**Teks Bacaan:**

Empat pokok ilmu pengetahuan ini menjadi kandungan surat pembuka (al-fatihah) bagi kitab suci Al-Qur’an.
Syekh M Nawawi Banten dalam tafsirnya mencatat sedikitnya empat kandungan ilmu di dalam Surat Al-Fatihah. Empat pokok ilmu pengetahuan ini menjadi kandungan surat pembuka (al-fatihah) bagi kitab suci Al-Qur’an.
وهي مشتملة على أربعة أنواع من العلوم
Artinya, “Ia mencakup empat jenis ilmu,” (Syekh M Nawawi Banten, Marah Labid li Kasyfi Ma’na Qur’anin Majid, [Beirut, Darul Fikr: 2007 M/1427-1428 H], juz I, halaman 3).
Syekh M Nawawi Banten menyebut ilmu ushul, ilmu furu, ilmu tahshilil kamālāt atau ilmu akhlak, dan ilmu sejarah yang diterangkan secara rinci sebagai berikut:
1. Ilmul ushul atau prinsip agama.

**Baris Data:**
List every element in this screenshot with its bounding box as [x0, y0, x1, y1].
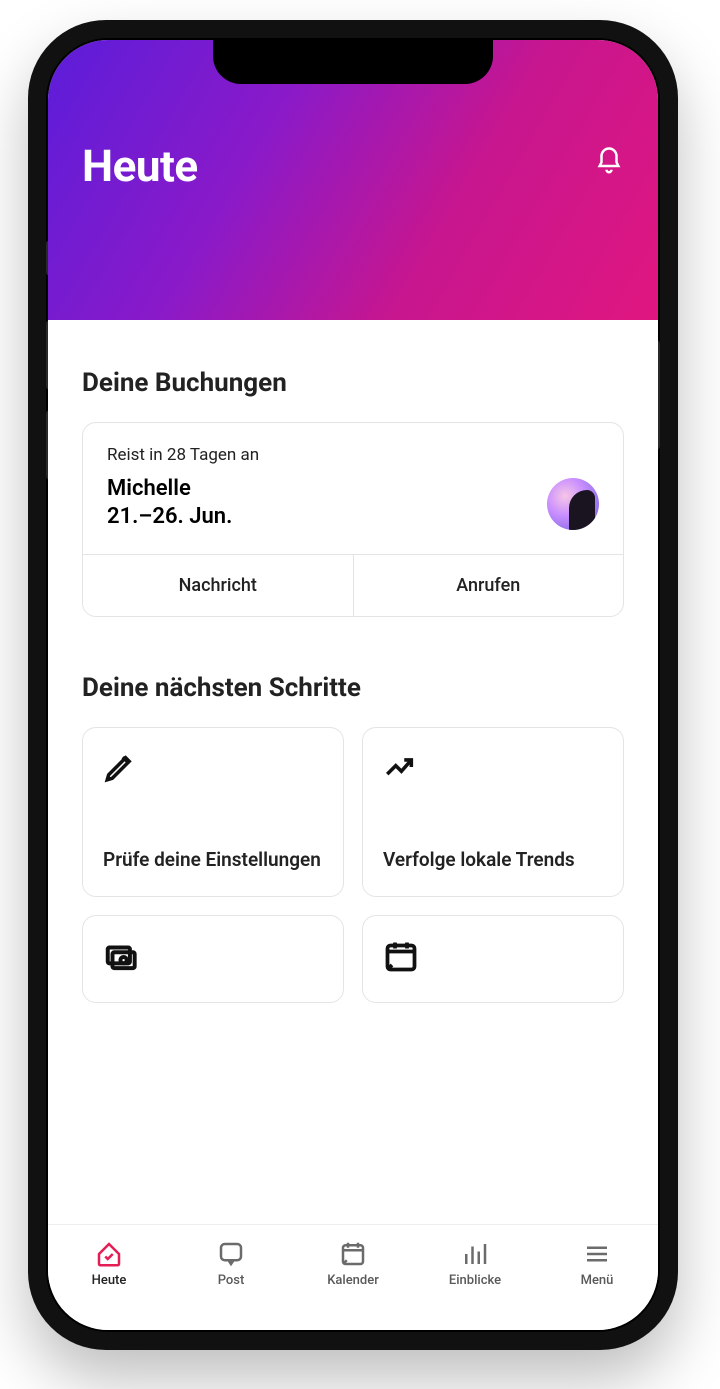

**Petunjuk Latihan:**
Kutip tanpa mengubah apa pun bagian teks tentang kandungan ilmu dalam Surat Al-Fatihah, mulai dari "وهي مشتملة على" sampai dengan "I, halaman 3).".

**Jawaban Soal:**
وهي مشتملة على أربعة أنواع من العلوم
Artinya, “Ia mencakup empat jenis ilmu,” (Syekh M Nawawi Banten, Marah Labid li Kasyfi Ma’na Qur’anin Majid, [Beirut, Darul Fikr: 2007 M/1427-1428 H], juz I, halaman 3).